=== Selected extract ===
•••••

A cyberattack caused the internet disruptions during the Winter Olympics’ opening ceremony Friday night, Olympic officials and security experts said.

Jihye Lee, a spokesman for the Pyeongchang Organizing Committee, confirmed Sunday that “the technology issues experienced Friday night were caused by a cyberattack.”

Lee did not elaborate on the cause but said that the attack had been quickly addressed and that systems had been stabilized by Sunday.

The cyberattack took out internet access and telecasts, grounded broadcasters’ drones, shut down the Pyeongchang 2018 website and prevented spectators from printing out reservations and attending the ceremony, which resulted in an unusually high number of empty seats.

Security experts said they had uncovered evidence that the attack had been in the works since late last year. It was directed at the Pyeongchang Organizing Committee and incorporated code that was specifically designed to disrupt the games or perhaps even send a political message.

“This attacker had no intention of leaving the machine usable,” a team of researchers at Cisco’s Talos threat intelligence division wrote in an analysis today. “The purpose of this malware is to perform destruction of the host” and “leave the computer system offline.”

In an interview, Talos researchers noted that there was a nuance to the attack that they had not seen before: Even though the hackers clearly demonstrated that they had the ability to destroy victims’ computers, they stopped short of doing so. They erased only backup files on Windows machines and left open the possibility that responders could still reboot the computers and fix the damage.

“Why did they pull their punch?” asked Craig Williams, a senior technical leader at Talos. “Presumably, it’s making some political message” that they could have done far worse, he said.

•••••

=== Exercise data ===
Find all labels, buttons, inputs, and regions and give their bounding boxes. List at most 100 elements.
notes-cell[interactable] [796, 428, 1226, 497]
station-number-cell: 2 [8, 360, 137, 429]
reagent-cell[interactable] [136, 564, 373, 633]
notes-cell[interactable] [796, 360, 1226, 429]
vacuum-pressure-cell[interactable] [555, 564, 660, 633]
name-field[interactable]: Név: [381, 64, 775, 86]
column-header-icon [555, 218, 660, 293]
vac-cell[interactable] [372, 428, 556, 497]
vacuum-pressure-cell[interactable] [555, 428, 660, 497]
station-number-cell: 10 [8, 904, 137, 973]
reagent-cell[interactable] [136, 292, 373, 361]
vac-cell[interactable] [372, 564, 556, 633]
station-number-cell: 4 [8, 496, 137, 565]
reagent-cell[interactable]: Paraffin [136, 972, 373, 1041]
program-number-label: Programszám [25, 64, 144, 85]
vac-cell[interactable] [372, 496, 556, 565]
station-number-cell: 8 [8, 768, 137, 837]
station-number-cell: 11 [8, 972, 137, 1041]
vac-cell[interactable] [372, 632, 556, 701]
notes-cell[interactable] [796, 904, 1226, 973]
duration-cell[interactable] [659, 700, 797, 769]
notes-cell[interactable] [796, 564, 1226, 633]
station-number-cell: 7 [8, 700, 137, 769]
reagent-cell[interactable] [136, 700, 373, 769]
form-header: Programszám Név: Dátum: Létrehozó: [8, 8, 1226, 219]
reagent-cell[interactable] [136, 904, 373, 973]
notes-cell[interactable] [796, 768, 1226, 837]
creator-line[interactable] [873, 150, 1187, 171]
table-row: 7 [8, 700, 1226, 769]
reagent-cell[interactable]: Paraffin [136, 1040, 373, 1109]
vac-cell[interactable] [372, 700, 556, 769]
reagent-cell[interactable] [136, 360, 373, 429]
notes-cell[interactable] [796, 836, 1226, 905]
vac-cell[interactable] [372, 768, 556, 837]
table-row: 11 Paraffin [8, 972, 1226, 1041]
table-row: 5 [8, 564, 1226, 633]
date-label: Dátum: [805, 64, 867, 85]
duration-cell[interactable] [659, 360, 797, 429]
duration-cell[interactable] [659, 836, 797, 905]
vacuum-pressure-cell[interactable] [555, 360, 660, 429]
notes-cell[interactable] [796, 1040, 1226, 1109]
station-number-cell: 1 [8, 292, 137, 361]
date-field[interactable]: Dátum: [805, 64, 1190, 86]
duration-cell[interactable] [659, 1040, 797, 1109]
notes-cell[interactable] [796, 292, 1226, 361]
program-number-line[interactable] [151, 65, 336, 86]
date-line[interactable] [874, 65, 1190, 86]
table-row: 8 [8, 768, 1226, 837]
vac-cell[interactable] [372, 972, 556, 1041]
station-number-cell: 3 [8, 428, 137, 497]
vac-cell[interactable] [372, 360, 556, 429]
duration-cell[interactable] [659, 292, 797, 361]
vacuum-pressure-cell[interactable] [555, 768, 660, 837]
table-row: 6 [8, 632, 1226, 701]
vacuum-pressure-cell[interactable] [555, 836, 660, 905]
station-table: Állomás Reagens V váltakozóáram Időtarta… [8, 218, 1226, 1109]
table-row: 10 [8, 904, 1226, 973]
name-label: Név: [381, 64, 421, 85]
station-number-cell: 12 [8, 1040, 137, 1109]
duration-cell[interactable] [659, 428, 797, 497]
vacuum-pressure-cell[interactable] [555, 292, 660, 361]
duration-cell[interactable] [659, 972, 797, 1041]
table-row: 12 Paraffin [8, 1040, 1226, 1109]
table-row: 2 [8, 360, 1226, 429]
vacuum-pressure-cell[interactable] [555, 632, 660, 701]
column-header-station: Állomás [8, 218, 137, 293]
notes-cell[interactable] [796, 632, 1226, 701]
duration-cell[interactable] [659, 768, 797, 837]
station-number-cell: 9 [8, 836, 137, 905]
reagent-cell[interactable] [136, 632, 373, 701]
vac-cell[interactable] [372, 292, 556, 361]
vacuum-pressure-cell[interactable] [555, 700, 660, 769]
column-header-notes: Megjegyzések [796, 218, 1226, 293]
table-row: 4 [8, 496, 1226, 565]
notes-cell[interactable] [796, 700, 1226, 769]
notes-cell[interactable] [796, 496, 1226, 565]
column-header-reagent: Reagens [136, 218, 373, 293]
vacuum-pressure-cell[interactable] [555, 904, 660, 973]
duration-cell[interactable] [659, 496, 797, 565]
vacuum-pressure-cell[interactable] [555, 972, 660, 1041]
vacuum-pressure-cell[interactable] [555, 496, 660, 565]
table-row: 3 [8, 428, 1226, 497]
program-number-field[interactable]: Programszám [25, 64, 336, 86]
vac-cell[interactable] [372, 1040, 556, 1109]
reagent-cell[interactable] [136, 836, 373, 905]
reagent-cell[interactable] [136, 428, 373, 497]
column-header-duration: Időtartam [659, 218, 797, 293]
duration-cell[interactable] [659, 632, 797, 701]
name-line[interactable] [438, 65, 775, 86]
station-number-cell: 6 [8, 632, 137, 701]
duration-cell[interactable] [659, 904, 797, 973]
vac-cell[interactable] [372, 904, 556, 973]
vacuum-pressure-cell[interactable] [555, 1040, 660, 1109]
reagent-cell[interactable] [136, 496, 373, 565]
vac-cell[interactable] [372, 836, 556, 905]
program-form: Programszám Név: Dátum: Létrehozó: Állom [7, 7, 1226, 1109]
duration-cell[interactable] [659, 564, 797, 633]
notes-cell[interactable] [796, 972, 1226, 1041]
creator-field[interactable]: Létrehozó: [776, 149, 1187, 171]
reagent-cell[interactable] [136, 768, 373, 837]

•••••

=== Work instruction A ===
Answer these questions using the Olympics cyberattack article:
(i) On what day did Jihye Lee confirm that a cyberattack caused the technology issues?
(ii) Which division's researchers wrote the analysis quoted in the article?
(iii) What did the hackers erase on Windows machines?
=== Work instruction B ===
List every disruption that the Olympics cyberattack article says the attack caused during the opening ceremony.
=== Work instruction C ===
Write the next few paragraphs of the Olympics cyberattack article, picking up after its final sentence.

=== Answer space A ===
(i) Sunday.
(ii) Cisco's Talos threat intelligence division.
(iii) Only backup files.

=== Answer space B ===
- It took out internet access.
- It took out telecasts.
- It grounded broadcasters' drones.
- It shut down the Pyeongchang 2018 website.
- It prevented spectators from printing out reservations and attending the ceremony.

=== Answer space C ===
Talos’ findings matched those of other internet security companies, like CrowdStrike, which determined today that the attacks had been in the works since at least December. Adam Meyers, vice president of intelligence at CrowdStrike, said his team had discovered time stamps that showed the destructive payload that hit the opening ceremony was constructed on Dec. 27 at 11:39 a.m. Coordinated Universal Time — which converts to 6:39 a.m. Eastern Time, 2:39 p.m. in Moscow, 8:39 p.m. in South Korea and 1:39 a.m. in Hawaii.

Attackers clearly had a target in mind: The word Pyeongchang2018.com was hard-coded into their payload, as was a set of stolen credentials belonging to Pyeongchang Olympic officials. Those stolen credentials allowed attackers to spread their malware throughout the computer networks that support the Winter Games on Friday, just as the opening ceremony was timed to begin.

Security companies would not say definitively who was behind the attack, but some digital crumbs led to a familiar culprit: Fancy Bear, the Russian hacking group with ties to Russian intelligence services. Fancy Bear was determined to be the more brazen of the two Russian hacking groups behind an attack on the Democratic National Committee before the 2016 presidential election.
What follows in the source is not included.